• [Task directions]
Leaving out the pictures, transcribe all of the records faithfully.

• [Supplied data]
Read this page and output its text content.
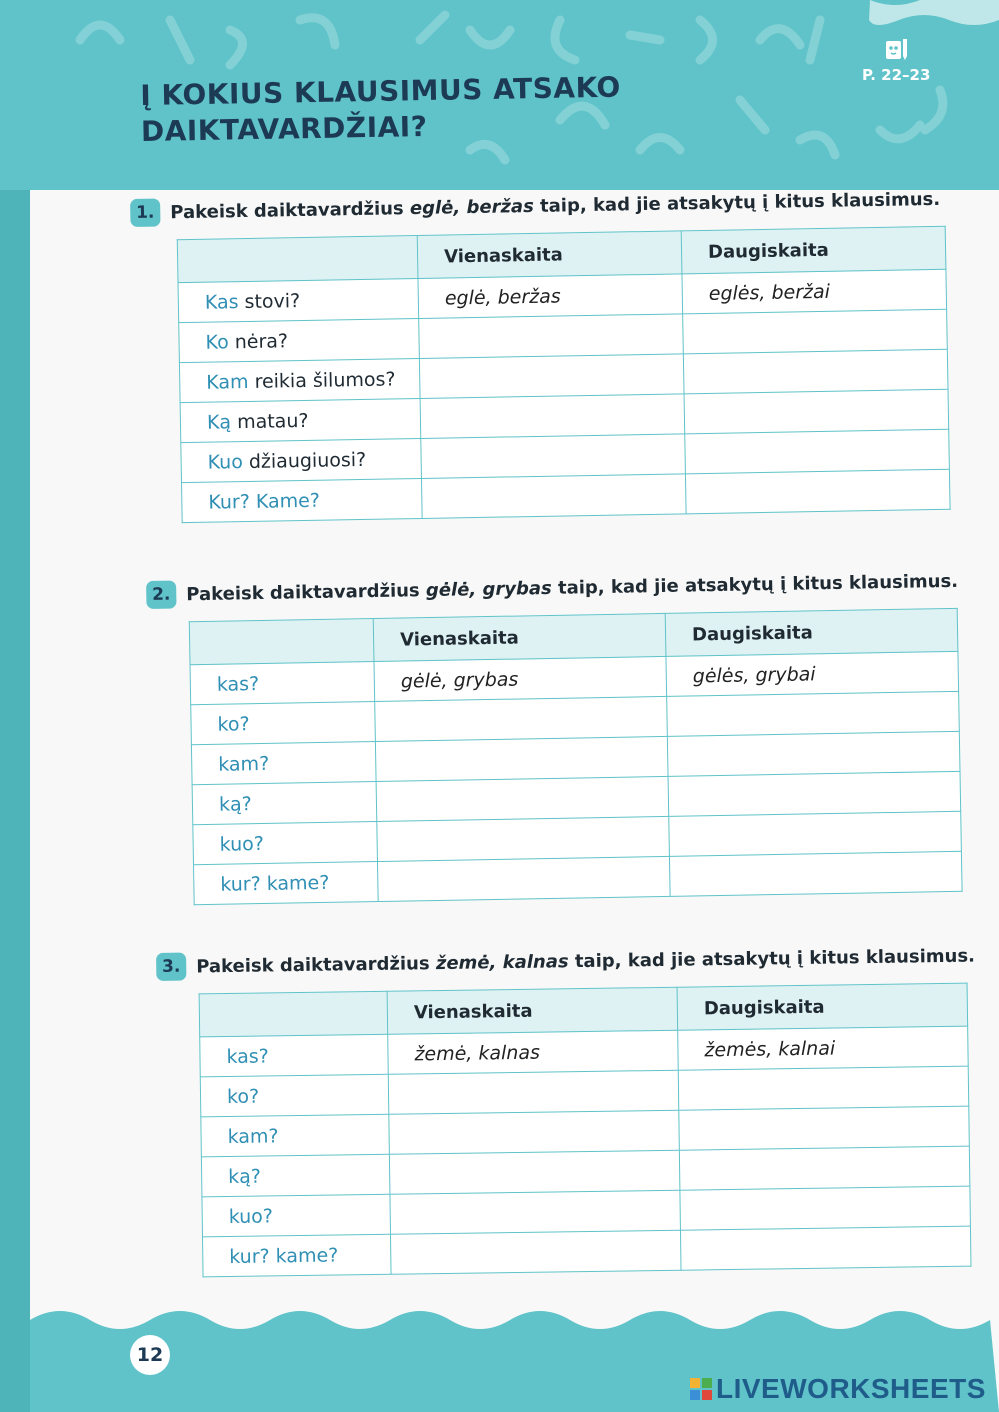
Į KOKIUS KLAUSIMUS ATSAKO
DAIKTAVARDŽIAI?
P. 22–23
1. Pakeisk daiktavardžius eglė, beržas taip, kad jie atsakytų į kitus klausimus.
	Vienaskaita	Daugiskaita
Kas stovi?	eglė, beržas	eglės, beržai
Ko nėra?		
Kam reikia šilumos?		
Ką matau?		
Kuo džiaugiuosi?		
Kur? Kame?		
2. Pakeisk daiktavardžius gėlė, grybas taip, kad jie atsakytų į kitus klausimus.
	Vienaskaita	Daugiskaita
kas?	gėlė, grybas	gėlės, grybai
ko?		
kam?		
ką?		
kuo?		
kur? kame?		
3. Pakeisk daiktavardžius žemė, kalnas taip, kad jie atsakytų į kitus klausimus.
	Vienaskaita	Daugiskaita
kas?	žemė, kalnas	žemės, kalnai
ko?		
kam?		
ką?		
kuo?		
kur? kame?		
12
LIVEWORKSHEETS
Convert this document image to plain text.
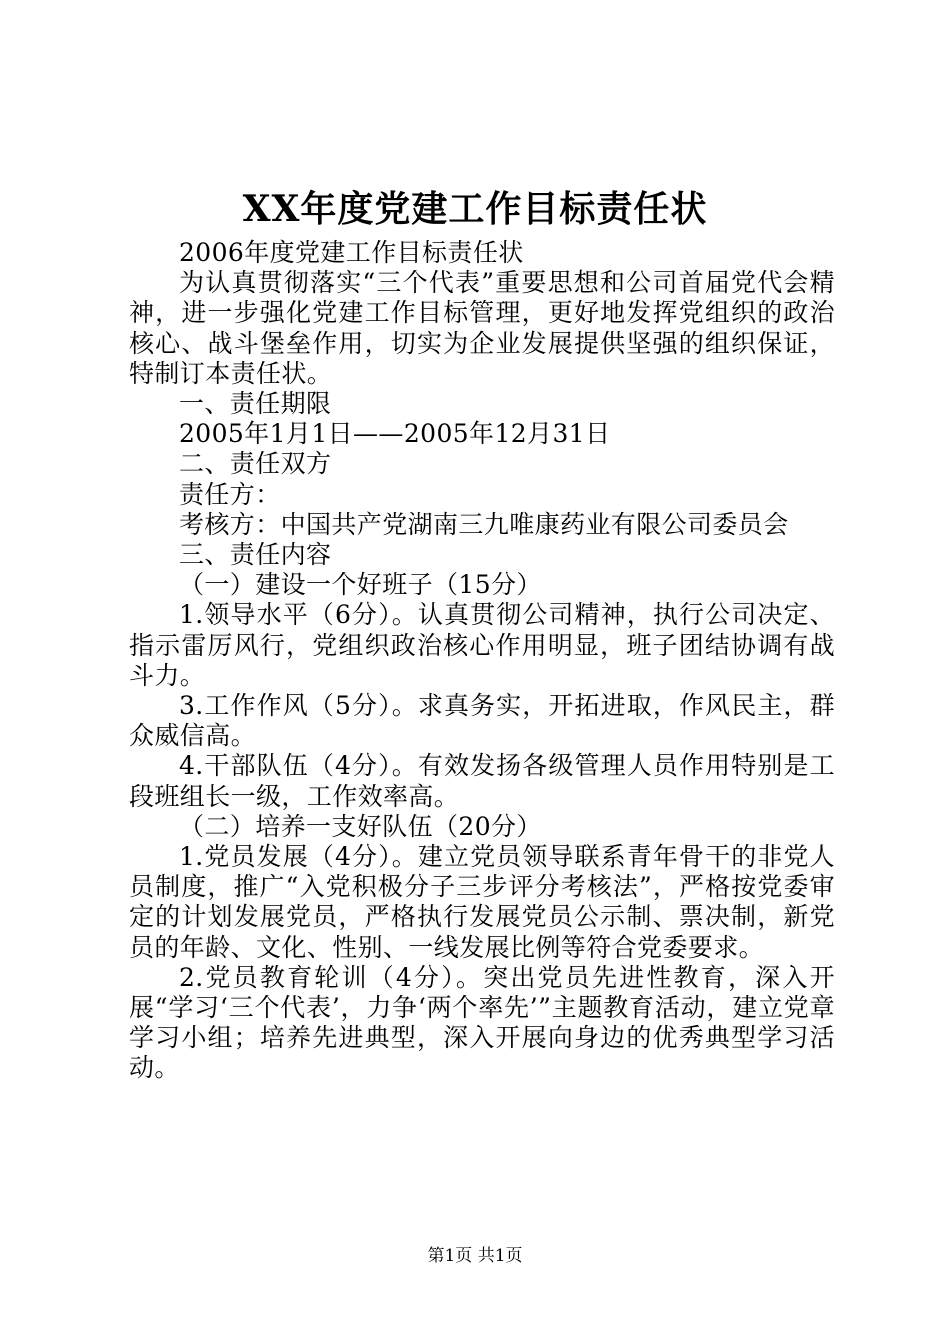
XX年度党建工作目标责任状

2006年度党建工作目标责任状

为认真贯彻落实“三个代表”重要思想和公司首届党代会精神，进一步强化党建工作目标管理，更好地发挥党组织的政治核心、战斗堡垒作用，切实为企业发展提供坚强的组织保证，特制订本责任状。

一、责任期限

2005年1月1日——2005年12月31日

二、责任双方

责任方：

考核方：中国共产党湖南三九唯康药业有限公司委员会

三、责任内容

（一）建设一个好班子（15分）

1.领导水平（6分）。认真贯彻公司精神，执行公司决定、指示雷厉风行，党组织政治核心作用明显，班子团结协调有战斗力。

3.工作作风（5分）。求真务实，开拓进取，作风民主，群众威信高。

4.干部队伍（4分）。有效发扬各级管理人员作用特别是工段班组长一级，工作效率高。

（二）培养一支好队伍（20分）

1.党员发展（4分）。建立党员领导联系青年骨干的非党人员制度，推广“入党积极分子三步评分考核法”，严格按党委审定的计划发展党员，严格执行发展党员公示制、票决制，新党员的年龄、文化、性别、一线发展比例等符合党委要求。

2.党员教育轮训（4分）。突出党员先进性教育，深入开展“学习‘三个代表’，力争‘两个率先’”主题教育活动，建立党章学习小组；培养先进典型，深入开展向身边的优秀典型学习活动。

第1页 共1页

• [Reply to the task]
Read this page and output its text content.
Į KOKIUS KLAUSIMUS ATSAKO
DAIKTAVARDŽIAI?
P. 22–23
1. Pakeisk daiktavardžius eglė, beržas taip, kad jie atsakytų į kitus klausimus.
	Vienaskaita	Daugiskaita
Kas stovi?	eglė, beržas	eglės, beržai
Ko nėra?		
Kam reikia šilumos?		
Ką matau?		
Kuo džiaugiuosi?		
Kur? Kame?		
2. Pakeisk daiktavardžius gėlė, grybas taip, kad jie atsakytų į kitus klausimus.
	Vienaskaita	Daugiskaita
kas?	gėlė, grybas	gėlės, grybai
ko?		
kam?		
ką?		
kuo?		
kur? kame?		
3. Pakeisk daiktavardžius žemė, kalnas taip, kad jie atsakytų į kitus klausimus.
	Vienaskaita	Daugiskaita
kas?	žemė, kalnas	žemės, kalnai
ko?		
kam?		
ką?		
kuo?		
kur? kame?		
12
LIVEWORKSHEETS
Convert this document image to plain text.
XX年度党建工作目标责任状

2006年度党建工作目标责任状

为认真贯彻落实“三个代表”重要思想和公司首届党代会精神，进一步强化党建工作目标管理，更好地发挥党组织的政治核心、战斗堡垒作用，切实为企业发展提供坚强的组织保证，特制订本责任状。

一、责任期限

2005年1月1日——2005年12月31日

二、责任双方

责任方：

考核方：中国共产党湖南三九唯康药业有限公司委员会

三、责任内容

（一）建设一个好班子（15分）

1.领导水平（6分）。认真贯彻公司精神，执行公司决定、指示雷厉风行，党组织政治核心作用明显，班子团结协调有战斗力。

3.工作作风（5分）。求真务实，开拓进取，作风民主，群众威信高。

4.干部队伍（4分）。有效发扬各级管理人员作用特别是工段班组长一级，工作效率高。

（二）培养一支好队伍（20分）

1.党员发展（4分）。建立党员领导联系青年骨干的非党人员制度，推广“入党积极分子三步评分考核法”，严格按党委审定的计划发展党员，严格执行发展党员公示制、票决制，新党员的年龄、文化、性别、一线发展比例等符合党委要求。

2.党员教育轮训（4分）。突出党员先进性教育，深入开展“学习‘三个代表’，力争‘两个率先’”主题教育活动，建立党章学习小组；培养先进典型，深入开展向身边的优秀典型学习活动。

第1页 共1页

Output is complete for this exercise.